Exercise description = Exactly repeat the full listing that follows.

Information supplied =
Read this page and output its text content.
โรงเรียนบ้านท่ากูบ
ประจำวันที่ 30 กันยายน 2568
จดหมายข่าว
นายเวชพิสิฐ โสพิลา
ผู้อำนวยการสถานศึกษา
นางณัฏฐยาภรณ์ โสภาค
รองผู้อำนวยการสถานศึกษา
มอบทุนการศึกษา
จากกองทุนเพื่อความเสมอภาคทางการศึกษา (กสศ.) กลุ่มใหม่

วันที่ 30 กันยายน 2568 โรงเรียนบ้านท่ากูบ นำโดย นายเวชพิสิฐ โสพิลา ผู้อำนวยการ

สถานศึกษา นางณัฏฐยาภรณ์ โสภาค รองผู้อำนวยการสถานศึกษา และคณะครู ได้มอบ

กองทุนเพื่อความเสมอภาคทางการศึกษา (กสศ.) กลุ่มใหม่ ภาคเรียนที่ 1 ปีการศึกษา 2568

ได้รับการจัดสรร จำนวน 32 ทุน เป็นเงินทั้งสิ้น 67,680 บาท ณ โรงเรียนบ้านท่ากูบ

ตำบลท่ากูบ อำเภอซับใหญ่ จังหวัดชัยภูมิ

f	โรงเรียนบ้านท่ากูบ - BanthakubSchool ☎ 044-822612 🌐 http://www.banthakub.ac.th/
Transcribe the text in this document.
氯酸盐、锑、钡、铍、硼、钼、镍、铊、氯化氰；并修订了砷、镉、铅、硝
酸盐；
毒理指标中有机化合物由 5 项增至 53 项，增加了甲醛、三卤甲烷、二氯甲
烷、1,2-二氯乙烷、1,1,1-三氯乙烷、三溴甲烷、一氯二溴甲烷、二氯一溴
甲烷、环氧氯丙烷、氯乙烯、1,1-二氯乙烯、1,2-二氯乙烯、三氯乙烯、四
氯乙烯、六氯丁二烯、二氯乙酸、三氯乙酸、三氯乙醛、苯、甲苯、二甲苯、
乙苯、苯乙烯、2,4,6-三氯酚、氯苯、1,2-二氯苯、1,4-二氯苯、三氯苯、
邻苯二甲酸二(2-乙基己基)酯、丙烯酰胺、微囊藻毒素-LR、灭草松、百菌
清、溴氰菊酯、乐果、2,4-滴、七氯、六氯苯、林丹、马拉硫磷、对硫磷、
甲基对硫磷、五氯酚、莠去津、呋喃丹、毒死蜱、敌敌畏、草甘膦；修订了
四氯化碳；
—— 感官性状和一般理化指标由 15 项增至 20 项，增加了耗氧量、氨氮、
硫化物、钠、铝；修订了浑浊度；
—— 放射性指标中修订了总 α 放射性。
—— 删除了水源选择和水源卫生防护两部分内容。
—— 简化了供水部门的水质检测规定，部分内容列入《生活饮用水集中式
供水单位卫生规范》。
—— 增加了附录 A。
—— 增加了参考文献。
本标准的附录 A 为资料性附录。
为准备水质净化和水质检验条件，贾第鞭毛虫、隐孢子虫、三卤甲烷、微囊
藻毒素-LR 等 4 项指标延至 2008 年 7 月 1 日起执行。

Worked solution =
Read this page and output its text content.
โรงเรียนบ้านท่ากูบ
ประจำวันที่ 30 กันยายน 2568
จดหมายข่าว
นายเวชพิสิฐ โสพิลา
ผู้อำนวยการสถานศึกษา
นางณัฏฐยาภรณ์ โสภาค
รองผู้อำนวยการสถานศึกษา
มอบทุนการศึกษา
จากกองทุนเพื่อความเสมอภาคทางการศึกษา (กสศ.) กลุ่มใหม่

วันที่ 30 กันยายน 2568 โรงเรียนบ้านท่ากูบ นำโดย นายเวชพิสิฐ โสพิลา ผู้อำนวยการ

สถานศึกษา นางณัฏฐยาภรณ์ โสภาค รองผู้อำนวยการสถานศึกษา และคณะครู ได้มอบ

กองทุนเพื่อความเสมอภาคทางการศึกษา (กสศ.) กลุ่มใหม่ ภาคเรียนที่ 1 ปีการศึกษา 2568

ได้รับการจัดสรร จำนวน 32 ทุน เป็นเงินทั้งสิ้น 67,680 บาท ณ โรงเรียนบ้านท่ากูบ

ตำบลท่ากูบ อำเภอซับใหญ่ จังหวัดชัยภูมิ

f	โรงเรียนบ้านท่ากูบ - BanthakubSchool ☎ 044-822612 🌐 http://www.banthakub.ac.th/
Transcribe the text in this document.
氯酸盐、锑、钡、铍、硼、钼、镍、铊、氯化氰；并修订了砷、镉、铅、硝
酸盐；
毒理指标中有机化合物由 5 项增至 53 项，增加了甲醛、三卤甲烷、二氯甲
烷、1,2-二氯乙烷、1,1,1-三氯乙烷、三溴甲烷、一氯二溴甲烷、二氯一溴
甲烷、环氧氯丙烷、氯乙烯、1,1-二氯乙烯、1,2-二氯乙烯、三氯乙烯、四
氯乙烯、六氯丁二烯、二氯乙酸、三氯乙酸、三氯乙醛、苯、甲苯、二甲苯、
乙苯、苯乙烯、2,4,6-三氯酚、氯苯、1,2-二氯苯、1,4-二氯苯、三氯苯、
邻苯二甲酸二(2-乙基己基)酯、丙烯酰胺、微囊藻毒素-LR、灭草松、百菌
清、溴氰菊酯、乐果、2,4-滴、七氯、六氯苯、林丹、马拉硫磷、对硫磷、
甲基对硫磷、五氯酚、莠去津、呋喃丹、毒死蜱、敌敌畏、草甘膦；修订了
四氯化碳；
—— 感官性状和一般理化指标由 15 项增至 20 项，增加了耗氧量、氨氮、
硫化物、钠、铝；修订了浑浊度；
—— 放射性指标中修订了总 α 放射性。
—— 删除了水源选择和水源卫生防护两部分内容。
—— 简化了供水部门的水质检测规定，部分内容列入《生活饮用水集中式
供水单位卫生规范》。
—— 增加了附录 A。
—— 增加了参考文献。
本标准的附录 A 为资料性附录。
为准备水质净化和水质检验条件，贾第鞭毛虫、隐孢子虫、三卤甲烷、微囊
藻毒素-LR 等 4 项指标延至 2008 年 7 月 1 日起执行。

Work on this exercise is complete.